Please state how many lines in the records contain the string "label", with no words besides the number.

----- GIVEN RECORDS

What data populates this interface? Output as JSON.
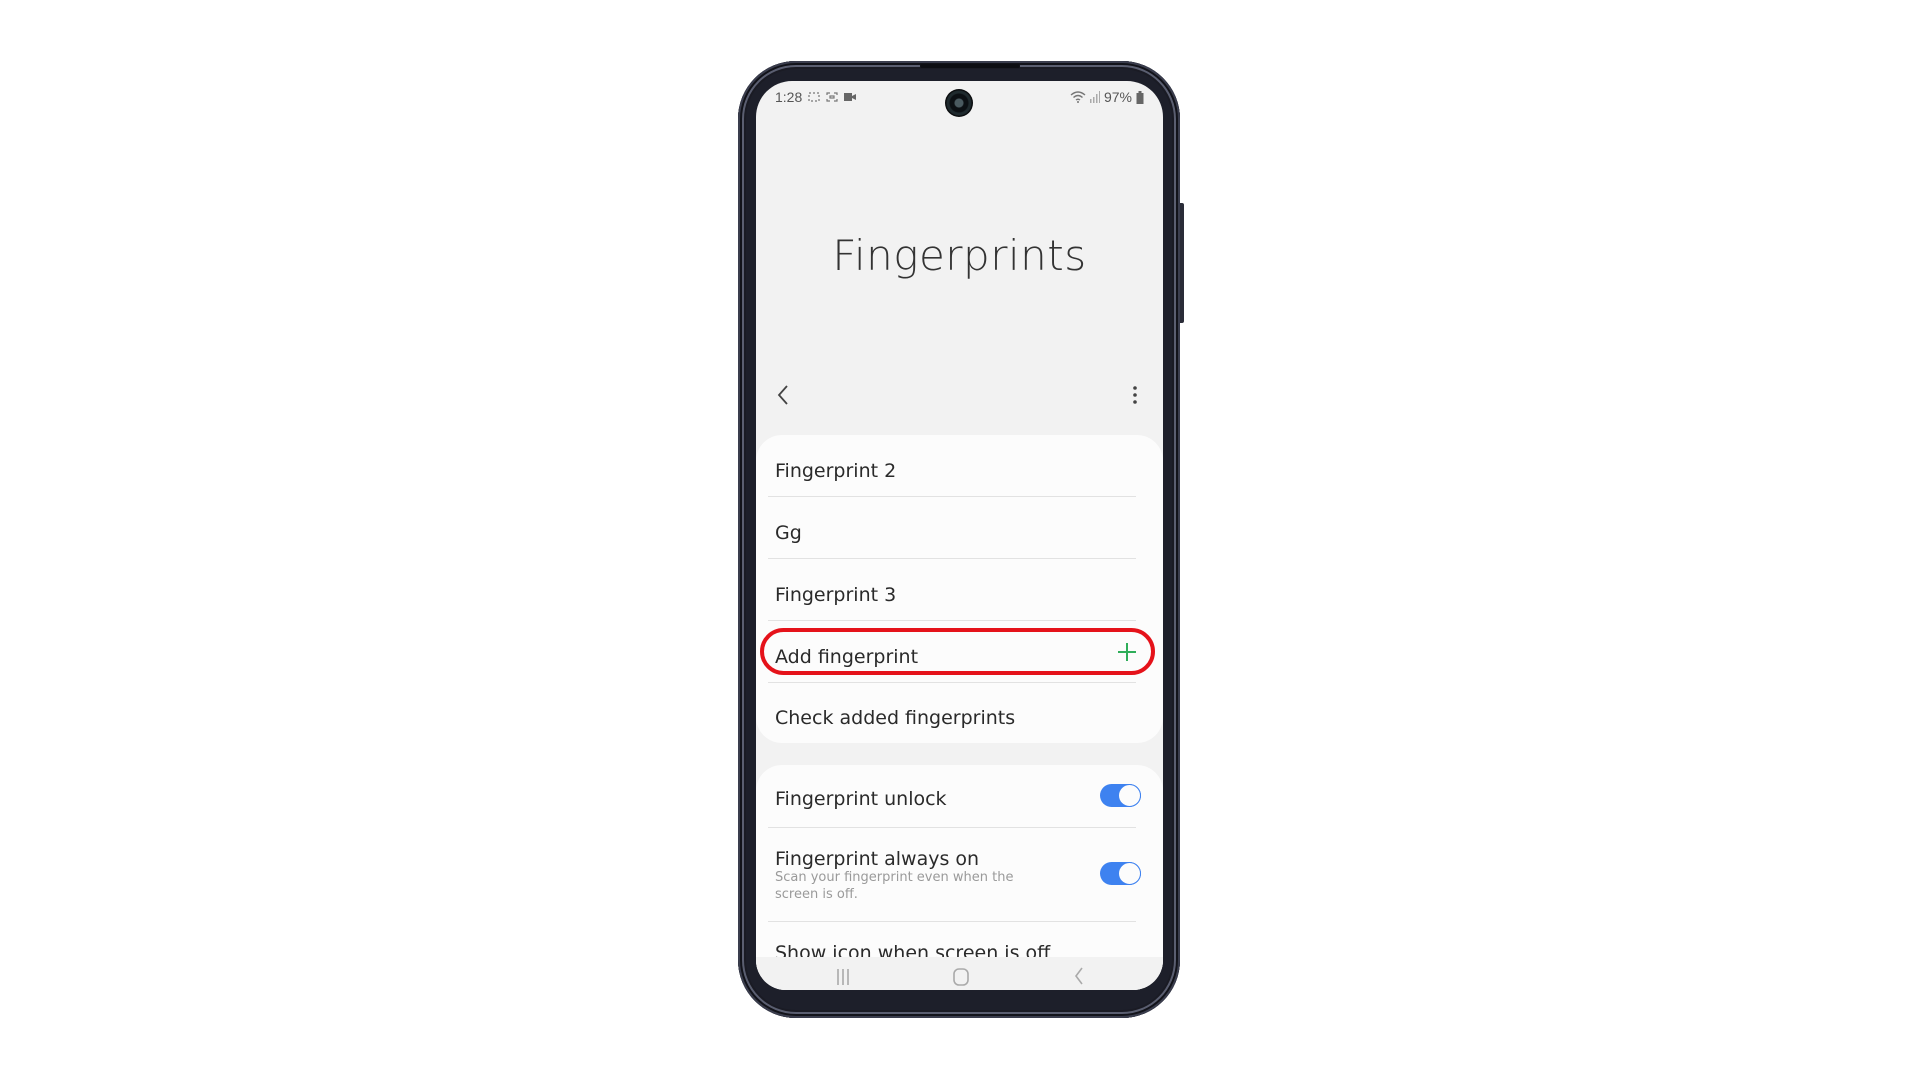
{
  "status_bar": {
    "time": "1:28",
    "left_icons": [
      "screenshot-icon",
      "screen-capture-icon",
      "video-record-icon"
    ],
    "battery": "97%",
    "right_icons": [
      "wifi-icon",
      "signal-icon",
      "battery-icon"
    ]
  },
  "header": {
    "title": "Fingerprints",
    "back_icon": "back-chevron-icon",
    "more_icon": "more-options-icon"
  },
  "fingerprints_card": {
    "items": [
      {
        "label": "Fingerprint 2"
      },
      {
        "label": "Gg"
      },
      {
        "label": "Fingerprint 3"
      },
      {
        "label": "Add fingerprint",
        "icon": "plus-icon",
        "icon_color": "#2fae5a"
      },
      {
        "label": "Check added fingerprints"
      }
    ]
  },
  "settings_card": {
    "items": [
      {
        "label": "Fingerprint unlock",
        "toggle": true
      },
      {
        "label": "Fingerprint always on",
        "subtitle": "Scan your fingerprint even when the screen is off.",
        "toggle": true
      },
      {
        "label": "Show icon when screen is off"
      }
    ]
  },
  "annotation": {
    "highlight_color": "#e5121a",
    "target": "Add fingerprint"
  },
  "colors": {
    "toggle_on": "#3e82f0",
    "background": "#f2f2f2",
    "card": "#fcfcfc"
  },
  "nav_bar": [
    "recents-icon",
    "home-icon",
    "back-icon"
  ]
}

----------

OUTPUT FOR THIS EXERCISE: 8